(What you will do): List each line holding the string "Averaged".

(Information supplied):
((
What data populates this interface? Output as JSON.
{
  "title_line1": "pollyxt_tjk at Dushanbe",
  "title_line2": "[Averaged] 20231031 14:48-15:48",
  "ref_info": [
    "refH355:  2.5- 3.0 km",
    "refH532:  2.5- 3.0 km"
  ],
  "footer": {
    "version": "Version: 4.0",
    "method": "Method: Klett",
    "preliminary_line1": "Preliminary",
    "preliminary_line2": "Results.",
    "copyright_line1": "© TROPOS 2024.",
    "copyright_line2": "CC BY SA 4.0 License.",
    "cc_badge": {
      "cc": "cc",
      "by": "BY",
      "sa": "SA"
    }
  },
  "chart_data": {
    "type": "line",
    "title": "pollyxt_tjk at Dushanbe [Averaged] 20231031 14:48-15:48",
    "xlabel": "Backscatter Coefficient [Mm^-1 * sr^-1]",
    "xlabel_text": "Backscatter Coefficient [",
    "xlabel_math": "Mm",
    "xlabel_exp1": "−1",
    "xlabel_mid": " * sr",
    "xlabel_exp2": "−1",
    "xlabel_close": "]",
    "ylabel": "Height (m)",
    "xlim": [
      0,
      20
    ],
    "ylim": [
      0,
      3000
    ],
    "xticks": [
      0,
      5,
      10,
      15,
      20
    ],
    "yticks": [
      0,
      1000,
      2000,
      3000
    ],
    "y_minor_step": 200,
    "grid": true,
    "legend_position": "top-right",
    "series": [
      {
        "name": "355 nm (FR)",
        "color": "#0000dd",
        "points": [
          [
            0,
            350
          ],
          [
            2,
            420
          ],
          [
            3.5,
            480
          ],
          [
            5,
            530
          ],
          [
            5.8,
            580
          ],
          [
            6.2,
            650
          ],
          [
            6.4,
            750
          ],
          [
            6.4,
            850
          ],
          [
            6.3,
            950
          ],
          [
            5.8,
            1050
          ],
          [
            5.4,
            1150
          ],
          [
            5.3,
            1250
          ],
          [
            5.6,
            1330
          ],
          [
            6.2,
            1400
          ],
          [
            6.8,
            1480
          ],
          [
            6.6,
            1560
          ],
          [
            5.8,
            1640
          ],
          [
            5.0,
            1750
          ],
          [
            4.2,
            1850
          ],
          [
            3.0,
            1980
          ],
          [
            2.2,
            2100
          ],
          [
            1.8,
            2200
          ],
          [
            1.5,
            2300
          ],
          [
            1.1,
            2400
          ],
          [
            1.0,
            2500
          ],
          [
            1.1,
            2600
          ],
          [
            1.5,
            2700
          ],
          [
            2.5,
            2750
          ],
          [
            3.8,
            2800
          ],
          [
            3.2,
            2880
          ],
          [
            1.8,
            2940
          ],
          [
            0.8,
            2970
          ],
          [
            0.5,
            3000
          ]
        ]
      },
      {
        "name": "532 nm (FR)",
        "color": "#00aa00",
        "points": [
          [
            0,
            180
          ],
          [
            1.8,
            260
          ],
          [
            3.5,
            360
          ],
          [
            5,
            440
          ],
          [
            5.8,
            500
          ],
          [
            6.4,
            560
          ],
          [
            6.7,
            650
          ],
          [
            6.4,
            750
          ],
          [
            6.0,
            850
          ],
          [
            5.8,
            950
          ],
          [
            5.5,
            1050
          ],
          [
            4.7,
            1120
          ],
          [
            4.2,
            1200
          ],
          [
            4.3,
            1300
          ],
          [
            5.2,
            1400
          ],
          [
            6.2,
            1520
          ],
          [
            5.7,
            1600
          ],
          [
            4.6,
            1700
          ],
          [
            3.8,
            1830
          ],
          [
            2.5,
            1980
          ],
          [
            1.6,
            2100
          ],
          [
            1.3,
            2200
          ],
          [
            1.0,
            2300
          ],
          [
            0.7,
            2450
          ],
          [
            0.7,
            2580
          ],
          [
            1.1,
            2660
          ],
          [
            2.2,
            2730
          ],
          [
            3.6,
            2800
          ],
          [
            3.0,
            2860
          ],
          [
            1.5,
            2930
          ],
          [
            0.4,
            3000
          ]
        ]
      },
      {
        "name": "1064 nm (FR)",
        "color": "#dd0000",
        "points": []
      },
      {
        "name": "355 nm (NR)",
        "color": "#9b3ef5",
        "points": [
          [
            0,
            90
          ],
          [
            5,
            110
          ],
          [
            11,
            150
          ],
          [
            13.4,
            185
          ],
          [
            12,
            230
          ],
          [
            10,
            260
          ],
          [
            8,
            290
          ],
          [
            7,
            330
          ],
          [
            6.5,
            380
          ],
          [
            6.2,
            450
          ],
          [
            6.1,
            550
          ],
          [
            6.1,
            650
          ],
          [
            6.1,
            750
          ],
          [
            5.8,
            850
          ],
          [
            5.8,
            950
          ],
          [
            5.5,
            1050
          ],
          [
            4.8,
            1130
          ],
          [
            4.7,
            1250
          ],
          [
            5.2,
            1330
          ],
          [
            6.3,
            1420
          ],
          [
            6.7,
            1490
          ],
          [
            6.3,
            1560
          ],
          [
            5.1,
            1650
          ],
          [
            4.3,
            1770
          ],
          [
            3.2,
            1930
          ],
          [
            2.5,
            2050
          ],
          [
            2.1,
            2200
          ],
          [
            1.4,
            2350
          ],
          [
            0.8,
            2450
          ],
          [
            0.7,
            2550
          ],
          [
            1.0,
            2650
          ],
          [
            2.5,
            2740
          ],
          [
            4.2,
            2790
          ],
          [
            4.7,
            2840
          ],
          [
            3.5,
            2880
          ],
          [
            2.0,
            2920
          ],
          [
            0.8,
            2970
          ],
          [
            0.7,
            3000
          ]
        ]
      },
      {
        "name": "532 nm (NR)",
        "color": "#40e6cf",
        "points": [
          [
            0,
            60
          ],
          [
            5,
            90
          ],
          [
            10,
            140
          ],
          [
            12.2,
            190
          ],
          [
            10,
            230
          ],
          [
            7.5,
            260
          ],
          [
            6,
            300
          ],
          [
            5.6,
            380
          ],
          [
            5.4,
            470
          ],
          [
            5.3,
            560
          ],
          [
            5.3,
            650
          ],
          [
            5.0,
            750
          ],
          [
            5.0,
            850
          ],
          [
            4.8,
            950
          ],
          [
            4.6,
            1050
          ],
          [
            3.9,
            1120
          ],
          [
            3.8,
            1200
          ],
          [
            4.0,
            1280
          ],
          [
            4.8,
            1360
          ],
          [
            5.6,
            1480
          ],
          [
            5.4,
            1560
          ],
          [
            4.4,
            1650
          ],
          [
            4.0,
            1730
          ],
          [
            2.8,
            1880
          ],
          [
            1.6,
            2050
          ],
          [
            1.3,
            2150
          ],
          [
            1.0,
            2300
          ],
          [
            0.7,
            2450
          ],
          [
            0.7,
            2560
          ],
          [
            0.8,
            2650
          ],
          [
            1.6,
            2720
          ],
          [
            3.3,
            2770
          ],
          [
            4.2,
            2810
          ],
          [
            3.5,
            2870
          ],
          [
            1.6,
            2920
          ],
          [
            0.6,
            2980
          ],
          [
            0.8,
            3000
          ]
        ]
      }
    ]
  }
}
))
(Exercise output):
  "title_line2": "[Averaged] 20231031 14:48-15:48",
    "title": "pollyxt_tjk at Dushanbe [Averaged] 20231031 14:48-15:48",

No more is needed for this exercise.